Stated task =>
Copy out lines with the word "xlabel" from the material that follows.

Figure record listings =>
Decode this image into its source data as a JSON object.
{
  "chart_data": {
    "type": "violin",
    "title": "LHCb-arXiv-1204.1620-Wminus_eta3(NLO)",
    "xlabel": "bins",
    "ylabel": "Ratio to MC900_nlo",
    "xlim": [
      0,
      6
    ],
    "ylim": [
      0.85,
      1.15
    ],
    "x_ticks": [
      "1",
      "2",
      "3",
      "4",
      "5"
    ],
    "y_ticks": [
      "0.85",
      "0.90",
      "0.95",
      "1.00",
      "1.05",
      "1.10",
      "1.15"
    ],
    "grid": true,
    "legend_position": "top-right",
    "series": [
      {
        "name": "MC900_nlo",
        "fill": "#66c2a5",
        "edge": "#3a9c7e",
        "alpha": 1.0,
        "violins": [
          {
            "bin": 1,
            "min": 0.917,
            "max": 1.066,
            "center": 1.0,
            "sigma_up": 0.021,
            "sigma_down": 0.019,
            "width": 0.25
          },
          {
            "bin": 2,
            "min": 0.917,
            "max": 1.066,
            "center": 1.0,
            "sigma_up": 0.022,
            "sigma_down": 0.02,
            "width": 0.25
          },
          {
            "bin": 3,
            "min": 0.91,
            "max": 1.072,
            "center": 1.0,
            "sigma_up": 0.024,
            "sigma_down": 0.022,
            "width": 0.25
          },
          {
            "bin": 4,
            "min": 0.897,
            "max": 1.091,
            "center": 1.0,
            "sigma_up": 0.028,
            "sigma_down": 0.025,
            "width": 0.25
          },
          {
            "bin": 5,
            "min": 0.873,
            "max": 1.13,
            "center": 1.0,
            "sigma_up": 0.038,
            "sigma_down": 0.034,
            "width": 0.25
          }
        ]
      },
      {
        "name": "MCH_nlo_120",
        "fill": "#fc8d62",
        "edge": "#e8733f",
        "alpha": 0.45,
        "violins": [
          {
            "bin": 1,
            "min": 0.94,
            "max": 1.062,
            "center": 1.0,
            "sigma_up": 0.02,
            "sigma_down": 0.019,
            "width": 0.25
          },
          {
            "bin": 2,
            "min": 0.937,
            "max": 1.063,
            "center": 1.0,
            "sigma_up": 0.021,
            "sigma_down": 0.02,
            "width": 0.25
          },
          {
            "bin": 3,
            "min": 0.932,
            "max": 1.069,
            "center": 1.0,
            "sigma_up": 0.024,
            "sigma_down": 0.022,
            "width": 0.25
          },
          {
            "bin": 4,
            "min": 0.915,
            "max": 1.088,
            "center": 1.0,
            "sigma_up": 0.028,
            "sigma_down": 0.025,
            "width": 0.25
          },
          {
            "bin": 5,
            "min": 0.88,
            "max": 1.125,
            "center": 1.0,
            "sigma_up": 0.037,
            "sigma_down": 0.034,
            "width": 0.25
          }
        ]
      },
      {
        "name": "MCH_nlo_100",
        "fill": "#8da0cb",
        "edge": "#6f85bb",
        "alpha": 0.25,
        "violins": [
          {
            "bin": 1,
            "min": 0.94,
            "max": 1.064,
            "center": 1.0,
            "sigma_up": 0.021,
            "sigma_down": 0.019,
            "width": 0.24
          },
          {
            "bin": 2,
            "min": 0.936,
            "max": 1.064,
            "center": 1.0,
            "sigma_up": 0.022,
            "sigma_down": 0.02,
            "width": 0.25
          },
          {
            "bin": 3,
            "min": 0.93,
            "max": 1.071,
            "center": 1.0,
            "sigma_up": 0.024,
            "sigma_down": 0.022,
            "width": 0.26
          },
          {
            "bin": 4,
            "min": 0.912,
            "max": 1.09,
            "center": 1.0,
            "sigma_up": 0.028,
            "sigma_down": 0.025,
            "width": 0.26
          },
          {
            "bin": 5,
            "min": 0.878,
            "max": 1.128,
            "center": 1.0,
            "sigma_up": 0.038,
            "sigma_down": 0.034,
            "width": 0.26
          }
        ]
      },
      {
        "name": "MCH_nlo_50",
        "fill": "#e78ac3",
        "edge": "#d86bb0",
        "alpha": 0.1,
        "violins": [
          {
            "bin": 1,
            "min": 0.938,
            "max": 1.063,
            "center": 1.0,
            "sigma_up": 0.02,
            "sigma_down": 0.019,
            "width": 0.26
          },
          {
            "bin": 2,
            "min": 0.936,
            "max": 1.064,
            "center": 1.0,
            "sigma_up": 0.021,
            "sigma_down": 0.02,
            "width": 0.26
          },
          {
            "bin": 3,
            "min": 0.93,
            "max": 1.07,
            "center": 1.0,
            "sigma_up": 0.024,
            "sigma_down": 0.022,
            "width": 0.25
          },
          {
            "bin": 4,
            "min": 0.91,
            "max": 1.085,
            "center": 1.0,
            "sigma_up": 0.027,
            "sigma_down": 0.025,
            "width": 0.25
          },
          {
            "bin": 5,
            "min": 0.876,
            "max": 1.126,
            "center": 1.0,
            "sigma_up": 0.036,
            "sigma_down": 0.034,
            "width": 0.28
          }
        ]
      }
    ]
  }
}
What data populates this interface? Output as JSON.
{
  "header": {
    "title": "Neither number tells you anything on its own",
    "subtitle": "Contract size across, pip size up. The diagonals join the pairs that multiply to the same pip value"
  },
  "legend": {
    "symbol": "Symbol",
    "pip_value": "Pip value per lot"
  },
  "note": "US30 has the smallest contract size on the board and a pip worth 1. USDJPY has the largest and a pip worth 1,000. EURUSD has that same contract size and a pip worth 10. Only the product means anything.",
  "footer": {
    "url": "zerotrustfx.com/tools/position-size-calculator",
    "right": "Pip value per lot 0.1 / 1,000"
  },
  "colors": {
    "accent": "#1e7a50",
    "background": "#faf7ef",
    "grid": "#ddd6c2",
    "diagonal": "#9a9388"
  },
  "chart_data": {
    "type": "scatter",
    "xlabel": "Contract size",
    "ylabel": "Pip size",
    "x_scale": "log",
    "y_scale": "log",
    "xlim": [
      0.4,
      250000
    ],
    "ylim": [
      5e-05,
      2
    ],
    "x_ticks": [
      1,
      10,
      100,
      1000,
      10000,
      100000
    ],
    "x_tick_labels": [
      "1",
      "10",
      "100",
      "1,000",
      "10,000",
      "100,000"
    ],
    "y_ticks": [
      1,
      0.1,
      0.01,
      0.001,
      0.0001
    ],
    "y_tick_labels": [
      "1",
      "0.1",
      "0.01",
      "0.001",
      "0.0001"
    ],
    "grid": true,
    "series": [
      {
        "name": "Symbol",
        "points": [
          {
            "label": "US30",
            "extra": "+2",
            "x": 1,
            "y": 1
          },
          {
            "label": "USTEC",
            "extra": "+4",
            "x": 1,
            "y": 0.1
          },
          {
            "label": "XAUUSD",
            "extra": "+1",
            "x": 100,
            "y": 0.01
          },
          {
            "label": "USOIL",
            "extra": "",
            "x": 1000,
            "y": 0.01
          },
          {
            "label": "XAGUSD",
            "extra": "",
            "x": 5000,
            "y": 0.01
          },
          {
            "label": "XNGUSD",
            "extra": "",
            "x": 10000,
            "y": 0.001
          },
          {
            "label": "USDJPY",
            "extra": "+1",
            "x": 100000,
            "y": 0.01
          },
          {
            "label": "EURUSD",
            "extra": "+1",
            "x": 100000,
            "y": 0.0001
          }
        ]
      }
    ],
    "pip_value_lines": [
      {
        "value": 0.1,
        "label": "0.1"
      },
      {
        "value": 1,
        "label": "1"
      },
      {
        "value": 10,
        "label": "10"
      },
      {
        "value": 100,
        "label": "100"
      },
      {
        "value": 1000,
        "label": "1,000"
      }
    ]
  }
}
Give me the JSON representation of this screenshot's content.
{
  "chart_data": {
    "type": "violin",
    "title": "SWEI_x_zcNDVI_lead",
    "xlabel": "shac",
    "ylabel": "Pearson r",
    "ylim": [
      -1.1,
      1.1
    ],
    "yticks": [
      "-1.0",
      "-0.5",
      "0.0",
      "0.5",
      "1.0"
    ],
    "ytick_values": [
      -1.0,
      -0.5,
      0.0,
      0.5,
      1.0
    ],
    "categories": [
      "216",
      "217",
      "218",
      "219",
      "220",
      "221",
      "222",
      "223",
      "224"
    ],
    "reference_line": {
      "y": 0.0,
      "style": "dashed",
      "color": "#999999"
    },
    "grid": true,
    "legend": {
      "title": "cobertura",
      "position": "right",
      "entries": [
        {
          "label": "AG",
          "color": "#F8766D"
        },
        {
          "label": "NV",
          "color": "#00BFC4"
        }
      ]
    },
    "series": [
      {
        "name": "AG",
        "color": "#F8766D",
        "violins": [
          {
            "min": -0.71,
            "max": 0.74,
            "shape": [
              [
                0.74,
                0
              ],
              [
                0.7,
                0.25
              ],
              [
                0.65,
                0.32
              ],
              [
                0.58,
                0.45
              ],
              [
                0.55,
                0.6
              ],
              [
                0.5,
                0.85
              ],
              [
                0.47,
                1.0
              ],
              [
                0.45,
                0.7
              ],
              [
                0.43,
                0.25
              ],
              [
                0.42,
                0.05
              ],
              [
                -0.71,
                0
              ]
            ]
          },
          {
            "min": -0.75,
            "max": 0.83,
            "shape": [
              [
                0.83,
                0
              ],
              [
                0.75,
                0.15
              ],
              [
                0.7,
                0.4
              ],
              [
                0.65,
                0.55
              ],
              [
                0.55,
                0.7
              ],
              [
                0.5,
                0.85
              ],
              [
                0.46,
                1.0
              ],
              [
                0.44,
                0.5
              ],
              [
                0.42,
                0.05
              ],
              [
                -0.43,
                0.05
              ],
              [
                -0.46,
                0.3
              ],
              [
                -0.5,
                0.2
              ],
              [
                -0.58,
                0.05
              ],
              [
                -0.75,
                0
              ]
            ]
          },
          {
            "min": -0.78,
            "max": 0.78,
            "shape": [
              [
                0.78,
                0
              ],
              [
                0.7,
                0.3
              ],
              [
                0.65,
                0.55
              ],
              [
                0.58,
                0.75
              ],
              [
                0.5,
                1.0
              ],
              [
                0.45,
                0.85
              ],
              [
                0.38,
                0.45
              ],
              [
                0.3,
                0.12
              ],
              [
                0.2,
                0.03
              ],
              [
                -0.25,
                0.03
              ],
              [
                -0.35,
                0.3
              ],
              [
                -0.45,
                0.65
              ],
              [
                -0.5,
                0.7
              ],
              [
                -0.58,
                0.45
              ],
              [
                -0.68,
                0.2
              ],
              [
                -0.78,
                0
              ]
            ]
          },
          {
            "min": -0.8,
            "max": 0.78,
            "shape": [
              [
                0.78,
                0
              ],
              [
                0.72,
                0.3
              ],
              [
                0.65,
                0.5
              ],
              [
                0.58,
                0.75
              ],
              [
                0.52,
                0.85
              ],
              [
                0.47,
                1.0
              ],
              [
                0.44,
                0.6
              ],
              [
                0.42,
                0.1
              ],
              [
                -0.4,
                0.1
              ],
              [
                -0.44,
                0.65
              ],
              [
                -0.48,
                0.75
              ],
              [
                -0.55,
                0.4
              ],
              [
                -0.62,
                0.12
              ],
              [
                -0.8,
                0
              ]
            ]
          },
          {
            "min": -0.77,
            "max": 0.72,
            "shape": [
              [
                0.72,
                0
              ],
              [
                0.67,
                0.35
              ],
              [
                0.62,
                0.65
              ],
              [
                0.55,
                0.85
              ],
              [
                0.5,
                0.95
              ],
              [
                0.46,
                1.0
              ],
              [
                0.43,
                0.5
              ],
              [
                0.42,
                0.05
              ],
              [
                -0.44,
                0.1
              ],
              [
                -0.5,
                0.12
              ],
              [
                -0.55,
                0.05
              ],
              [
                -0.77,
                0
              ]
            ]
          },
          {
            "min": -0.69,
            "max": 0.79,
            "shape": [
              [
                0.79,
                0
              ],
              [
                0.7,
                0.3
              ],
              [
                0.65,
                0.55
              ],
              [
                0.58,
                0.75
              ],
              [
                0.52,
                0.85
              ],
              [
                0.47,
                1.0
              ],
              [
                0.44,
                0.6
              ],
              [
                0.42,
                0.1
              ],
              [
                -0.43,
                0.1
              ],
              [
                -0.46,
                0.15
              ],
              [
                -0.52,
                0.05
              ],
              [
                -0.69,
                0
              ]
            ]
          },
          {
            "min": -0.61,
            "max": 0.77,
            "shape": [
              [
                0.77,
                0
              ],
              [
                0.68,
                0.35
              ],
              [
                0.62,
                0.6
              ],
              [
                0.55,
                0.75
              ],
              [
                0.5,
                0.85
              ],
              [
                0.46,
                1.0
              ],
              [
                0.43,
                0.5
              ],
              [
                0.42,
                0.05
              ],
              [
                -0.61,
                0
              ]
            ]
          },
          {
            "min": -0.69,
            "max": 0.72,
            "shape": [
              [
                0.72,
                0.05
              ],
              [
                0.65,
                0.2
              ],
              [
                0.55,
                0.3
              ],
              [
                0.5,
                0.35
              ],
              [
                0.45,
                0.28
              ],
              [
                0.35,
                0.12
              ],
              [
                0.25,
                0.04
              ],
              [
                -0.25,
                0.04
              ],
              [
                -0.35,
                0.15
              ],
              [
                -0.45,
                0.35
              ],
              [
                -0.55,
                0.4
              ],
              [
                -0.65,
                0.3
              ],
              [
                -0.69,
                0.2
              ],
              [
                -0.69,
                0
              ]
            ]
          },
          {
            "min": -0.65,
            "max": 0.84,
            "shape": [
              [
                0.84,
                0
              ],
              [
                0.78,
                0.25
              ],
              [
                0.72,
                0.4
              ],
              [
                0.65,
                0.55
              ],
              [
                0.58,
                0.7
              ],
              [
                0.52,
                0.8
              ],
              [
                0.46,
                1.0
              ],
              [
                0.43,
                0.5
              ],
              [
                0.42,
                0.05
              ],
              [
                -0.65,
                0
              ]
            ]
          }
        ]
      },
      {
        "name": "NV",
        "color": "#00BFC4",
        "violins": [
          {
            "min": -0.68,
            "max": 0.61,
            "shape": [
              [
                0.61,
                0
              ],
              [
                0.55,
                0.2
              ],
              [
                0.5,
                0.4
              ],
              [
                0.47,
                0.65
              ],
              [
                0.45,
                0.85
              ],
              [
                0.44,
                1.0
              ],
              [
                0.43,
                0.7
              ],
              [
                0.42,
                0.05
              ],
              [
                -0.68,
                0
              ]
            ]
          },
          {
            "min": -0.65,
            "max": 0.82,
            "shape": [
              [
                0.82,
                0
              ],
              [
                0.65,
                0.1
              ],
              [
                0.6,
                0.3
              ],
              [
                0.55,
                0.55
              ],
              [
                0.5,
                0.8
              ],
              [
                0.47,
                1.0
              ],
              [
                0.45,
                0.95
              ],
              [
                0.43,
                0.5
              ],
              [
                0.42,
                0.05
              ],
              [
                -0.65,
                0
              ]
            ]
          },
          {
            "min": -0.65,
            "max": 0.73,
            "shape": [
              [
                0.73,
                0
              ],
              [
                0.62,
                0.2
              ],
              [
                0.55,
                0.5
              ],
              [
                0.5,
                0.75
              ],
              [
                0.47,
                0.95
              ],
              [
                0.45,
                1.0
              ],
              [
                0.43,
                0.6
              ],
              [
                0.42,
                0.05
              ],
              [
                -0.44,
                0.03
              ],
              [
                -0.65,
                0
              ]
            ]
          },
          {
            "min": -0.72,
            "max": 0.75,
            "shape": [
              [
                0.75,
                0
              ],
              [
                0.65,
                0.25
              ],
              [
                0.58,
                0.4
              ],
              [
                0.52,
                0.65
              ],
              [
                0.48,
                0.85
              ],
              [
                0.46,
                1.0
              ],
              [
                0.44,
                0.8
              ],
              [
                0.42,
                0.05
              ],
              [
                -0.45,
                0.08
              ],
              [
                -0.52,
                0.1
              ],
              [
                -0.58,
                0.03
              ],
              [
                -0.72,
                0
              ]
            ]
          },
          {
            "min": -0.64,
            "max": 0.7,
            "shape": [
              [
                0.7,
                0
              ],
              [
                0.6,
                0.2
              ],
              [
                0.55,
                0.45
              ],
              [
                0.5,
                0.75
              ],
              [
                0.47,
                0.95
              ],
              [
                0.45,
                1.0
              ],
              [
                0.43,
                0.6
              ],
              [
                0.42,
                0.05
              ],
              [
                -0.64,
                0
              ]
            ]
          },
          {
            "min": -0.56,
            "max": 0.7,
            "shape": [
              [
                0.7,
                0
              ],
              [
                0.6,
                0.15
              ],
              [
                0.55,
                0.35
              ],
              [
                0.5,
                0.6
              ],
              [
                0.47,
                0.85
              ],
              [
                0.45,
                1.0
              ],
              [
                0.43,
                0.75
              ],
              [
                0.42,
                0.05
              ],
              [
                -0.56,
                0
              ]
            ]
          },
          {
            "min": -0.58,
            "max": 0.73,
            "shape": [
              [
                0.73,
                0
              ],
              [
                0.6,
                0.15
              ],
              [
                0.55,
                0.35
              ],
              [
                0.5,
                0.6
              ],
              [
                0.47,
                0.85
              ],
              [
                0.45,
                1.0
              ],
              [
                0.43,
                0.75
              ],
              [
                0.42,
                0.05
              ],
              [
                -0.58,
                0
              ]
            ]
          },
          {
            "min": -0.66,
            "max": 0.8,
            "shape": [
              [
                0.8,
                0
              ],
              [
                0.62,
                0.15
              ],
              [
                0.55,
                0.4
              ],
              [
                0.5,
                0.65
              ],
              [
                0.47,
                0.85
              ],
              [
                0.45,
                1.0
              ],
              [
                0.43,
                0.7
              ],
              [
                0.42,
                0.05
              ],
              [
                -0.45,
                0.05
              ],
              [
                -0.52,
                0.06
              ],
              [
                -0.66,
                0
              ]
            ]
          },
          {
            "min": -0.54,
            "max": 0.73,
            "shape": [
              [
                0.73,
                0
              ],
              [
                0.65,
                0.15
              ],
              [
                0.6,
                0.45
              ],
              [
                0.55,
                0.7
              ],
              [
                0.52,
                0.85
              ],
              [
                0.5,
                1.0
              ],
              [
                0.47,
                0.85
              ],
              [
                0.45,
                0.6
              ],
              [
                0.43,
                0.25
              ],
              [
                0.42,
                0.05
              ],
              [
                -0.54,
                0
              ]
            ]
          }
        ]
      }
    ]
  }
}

Response to the exercise =>
    "xlabel": "bins",
    "xlabel": "Contract size",
    "xlabel": "shac",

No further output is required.